• STATED EXERCISE:
Copy every line in which the string "ylabel" occurs.

• THE DATA:
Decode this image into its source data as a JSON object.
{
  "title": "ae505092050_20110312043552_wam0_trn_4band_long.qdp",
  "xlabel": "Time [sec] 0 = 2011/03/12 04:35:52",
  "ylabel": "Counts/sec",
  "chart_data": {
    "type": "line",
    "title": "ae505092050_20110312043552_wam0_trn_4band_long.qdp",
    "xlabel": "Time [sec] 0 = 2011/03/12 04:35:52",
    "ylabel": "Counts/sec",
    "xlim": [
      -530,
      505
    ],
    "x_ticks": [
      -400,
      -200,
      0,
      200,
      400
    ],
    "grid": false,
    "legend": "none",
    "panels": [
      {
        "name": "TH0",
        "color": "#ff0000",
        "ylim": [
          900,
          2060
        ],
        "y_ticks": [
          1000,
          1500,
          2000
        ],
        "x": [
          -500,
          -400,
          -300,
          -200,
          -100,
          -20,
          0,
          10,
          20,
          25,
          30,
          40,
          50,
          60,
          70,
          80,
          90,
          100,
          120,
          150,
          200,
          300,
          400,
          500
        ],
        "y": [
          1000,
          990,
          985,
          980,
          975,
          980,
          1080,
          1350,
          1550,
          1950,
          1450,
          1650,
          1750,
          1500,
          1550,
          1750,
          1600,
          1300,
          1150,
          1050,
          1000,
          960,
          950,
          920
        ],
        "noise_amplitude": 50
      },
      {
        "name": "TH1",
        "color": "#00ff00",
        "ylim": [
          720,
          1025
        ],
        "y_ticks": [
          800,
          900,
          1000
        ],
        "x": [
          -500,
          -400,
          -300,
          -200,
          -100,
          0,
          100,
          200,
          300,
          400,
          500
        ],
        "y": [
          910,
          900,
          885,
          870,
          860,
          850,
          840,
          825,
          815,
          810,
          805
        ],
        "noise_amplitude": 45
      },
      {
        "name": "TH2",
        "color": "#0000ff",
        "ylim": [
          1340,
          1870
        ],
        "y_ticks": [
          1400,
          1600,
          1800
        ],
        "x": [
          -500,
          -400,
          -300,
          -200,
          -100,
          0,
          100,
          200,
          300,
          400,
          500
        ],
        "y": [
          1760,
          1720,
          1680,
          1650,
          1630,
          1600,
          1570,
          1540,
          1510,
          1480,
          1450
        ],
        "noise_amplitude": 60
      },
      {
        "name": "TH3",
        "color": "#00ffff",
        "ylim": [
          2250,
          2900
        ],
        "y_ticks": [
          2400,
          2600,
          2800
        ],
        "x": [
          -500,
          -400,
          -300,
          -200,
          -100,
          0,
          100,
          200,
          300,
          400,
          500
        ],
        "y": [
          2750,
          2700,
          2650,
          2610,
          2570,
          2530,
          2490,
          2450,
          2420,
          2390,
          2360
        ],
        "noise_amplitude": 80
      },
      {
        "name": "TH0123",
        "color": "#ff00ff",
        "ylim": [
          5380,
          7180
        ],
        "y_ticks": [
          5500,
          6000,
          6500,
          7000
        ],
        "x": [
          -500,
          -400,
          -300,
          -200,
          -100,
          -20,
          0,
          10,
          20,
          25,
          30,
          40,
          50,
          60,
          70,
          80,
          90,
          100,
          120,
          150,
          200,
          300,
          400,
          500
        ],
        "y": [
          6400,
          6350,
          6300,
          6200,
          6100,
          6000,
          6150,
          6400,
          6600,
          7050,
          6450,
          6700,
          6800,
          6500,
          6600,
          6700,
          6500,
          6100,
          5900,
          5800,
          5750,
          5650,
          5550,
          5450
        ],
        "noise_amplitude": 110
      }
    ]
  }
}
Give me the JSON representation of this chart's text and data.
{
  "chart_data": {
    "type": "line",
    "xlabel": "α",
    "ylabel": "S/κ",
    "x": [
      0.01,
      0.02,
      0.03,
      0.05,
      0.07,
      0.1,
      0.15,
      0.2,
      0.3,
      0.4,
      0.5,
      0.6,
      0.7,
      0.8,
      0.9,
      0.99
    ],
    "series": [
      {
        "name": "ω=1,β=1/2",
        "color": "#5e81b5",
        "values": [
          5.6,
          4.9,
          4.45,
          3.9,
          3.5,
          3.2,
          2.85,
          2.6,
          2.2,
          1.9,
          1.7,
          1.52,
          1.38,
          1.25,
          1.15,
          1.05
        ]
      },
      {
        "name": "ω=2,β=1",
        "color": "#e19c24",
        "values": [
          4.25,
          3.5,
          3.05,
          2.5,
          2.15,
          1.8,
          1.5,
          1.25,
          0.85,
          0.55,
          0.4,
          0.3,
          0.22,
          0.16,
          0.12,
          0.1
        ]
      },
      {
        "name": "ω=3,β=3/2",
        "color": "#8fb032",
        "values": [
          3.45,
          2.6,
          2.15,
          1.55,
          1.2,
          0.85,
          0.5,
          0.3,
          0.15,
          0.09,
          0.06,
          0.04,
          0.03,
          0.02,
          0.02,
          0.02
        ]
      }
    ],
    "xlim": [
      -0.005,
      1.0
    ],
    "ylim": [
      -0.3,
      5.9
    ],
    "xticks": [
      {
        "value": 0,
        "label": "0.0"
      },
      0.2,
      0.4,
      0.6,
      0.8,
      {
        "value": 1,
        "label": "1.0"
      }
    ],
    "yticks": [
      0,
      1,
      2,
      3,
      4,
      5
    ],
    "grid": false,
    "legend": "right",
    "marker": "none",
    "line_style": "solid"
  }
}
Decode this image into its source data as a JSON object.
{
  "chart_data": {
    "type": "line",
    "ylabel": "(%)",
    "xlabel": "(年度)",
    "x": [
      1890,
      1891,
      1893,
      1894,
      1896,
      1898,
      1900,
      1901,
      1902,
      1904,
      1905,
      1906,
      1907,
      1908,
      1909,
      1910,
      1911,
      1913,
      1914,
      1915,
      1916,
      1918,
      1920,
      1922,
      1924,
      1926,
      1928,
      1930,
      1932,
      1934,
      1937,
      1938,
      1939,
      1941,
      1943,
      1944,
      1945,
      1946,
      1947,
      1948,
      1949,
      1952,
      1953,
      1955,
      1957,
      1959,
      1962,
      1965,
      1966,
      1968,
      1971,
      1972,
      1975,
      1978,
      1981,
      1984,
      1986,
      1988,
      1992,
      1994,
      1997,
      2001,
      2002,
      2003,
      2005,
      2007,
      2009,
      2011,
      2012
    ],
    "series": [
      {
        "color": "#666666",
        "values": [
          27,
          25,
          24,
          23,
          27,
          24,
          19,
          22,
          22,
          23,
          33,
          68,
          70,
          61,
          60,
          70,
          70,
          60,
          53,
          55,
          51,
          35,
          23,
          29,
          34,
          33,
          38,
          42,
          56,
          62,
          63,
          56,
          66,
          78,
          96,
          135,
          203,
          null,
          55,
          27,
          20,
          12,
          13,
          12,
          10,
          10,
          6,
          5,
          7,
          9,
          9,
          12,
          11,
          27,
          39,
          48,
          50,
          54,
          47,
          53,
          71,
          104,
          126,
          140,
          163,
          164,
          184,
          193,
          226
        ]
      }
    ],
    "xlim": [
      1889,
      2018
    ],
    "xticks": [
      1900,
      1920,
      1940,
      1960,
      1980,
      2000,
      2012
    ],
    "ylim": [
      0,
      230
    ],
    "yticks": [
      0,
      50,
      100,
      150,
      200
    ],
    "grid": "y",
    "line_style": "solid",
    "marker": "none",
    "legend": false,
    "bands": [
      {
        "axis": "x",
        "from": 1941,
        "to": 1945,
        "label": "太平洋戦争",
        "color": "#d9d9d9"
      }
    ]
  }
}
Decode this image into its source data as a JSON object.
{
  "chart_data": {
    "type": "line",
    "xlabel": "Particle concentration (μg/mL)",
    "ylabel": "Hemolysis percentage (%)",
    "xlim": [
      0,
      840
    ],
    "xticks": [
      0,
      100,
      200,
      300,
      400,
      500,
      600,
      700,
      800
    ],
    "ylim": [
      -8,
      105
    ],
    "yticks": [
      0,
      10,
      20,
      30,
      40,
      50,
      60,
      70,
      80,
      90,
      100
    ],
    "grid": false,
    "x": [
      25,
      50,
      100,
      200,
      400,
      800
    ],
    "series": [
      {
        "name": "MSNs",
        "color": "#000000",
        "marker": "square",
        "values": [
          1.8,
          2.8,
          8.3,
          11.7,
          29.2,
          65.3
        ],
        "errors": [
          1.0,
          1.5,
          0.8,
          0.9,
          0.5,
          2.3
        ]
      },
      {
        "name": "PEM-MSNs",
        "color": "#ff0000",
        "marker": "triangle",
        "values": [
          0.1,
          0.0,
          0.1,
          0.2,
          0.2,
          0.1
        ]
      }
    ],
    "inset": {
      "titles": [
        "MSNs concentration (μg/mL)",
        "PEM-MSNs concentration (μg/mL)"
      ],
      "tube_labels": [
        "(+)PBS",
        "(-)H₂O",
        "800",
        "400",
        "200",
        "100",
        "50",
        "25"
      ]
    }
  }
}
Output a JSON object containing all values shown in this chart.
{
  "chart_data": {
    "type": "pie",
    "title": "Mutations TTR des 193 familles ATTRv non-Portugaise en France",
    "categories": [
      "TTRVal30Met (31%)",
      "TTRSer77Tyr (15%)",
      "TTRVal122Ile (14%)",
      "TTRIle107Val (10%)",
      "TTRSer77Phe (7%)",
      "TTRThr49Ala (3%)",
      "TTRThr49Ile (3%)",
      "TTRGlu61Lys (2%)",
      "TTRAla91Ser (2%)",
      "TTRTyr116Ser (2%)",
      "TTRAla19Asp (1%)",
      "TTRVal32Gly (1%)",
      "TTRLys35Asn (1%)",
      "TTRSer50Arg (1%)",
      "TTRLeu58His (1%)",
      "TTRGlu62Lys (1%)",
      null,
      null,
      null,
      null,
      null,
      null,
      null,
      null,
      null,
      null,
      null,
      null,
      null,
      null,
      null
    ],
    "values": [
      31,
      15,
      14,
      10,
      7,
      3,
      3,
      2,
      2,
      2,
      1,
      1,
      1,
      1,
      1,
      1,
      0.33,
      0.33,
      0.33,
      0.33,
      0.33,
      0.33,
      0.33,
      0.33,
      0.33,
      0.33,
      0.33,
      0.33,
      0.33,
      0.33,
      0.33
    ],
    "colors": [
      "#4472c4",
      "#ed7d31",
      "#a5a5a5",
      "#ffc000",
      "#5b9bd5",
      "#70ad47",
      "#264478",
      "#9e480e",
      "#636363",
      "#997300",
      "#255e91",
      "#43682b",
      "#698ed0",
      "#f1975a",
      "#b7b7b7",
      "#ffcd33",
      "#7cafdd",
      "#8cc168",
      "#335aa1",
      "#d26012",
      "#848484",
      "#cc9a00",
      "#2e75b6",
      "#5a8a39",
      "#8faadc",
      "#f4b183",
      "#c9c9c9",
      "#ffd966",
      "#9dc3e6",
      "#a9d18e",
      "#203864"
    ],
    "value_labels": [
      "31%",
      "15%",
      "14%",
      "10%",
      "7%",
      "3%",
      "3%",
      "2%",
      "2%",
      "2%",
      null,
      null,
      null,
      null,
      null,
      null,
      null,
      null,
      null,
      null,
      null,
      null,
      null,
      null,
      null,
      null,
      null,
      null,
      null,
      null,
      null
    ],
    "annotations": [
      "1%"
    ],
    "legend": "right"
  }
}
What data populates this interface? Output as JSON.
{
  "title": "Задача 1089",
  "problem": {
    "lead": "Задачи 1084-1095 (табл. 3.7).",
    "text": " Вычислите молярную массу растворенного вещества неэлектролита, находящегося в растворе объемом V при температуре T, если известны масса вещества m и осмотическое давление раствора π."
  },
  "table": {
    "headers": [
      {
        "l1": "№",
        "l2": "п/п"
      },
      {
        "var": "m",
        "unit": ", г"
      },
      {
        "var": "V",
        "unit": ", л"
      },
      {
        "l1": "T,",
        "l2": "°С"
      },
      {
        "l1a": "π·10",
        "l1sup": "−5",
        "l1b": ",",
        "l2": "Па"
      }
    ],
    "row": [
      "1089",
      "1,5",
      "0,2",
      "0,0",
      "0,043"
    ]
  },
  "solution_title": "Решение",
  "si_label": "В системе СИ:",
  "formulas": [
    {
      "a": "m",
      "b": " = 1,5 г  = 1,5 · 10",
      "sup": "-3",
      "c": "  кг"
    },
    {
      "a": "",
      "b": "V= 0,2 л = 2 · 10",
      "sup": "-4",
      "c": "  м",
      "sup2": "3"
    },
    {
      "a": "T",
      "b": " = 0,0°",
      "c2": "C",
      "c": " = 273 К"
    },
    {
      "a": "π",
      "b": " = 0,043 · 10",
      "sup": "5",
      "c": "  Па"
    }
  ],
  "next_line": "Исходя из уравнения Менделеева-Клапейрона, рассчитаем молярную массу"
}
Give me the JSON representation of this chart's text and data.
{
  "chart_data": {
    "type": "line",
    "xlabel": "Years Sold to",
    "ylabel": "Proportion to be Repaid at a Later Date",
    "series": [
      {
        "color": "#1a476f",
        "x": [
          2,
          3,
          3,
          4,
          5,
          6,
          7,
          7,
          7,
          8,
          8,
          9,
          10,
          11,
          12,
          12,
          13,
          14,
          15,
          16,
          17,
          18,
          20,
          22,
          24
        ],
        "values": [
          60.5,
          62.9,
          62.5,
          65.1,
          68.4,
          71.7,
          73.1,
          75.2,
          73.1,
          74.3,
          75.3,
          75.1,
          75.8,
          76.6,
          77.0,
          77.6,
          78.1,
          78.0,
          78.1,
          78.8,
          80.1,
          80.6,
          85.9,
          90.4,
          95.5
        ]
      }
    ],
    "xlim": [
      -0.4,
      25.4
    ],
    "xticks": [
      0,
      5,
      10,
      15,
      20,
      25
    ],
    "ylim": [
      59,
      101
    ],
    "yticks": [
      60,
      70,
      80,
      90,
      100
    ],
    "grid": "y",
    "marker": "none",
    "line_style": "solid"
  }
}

• FULL OUTPUT:
  "ylabel": "Counts/sec",
    "ylabel": "Counts/sec",
    "ylabel": "S/κ",
    "ylabel": "(%)",
    "ylabel": "Hemolysis percentage (%)",
    "ylabel": "Proportion to be Repaid at a Later Date",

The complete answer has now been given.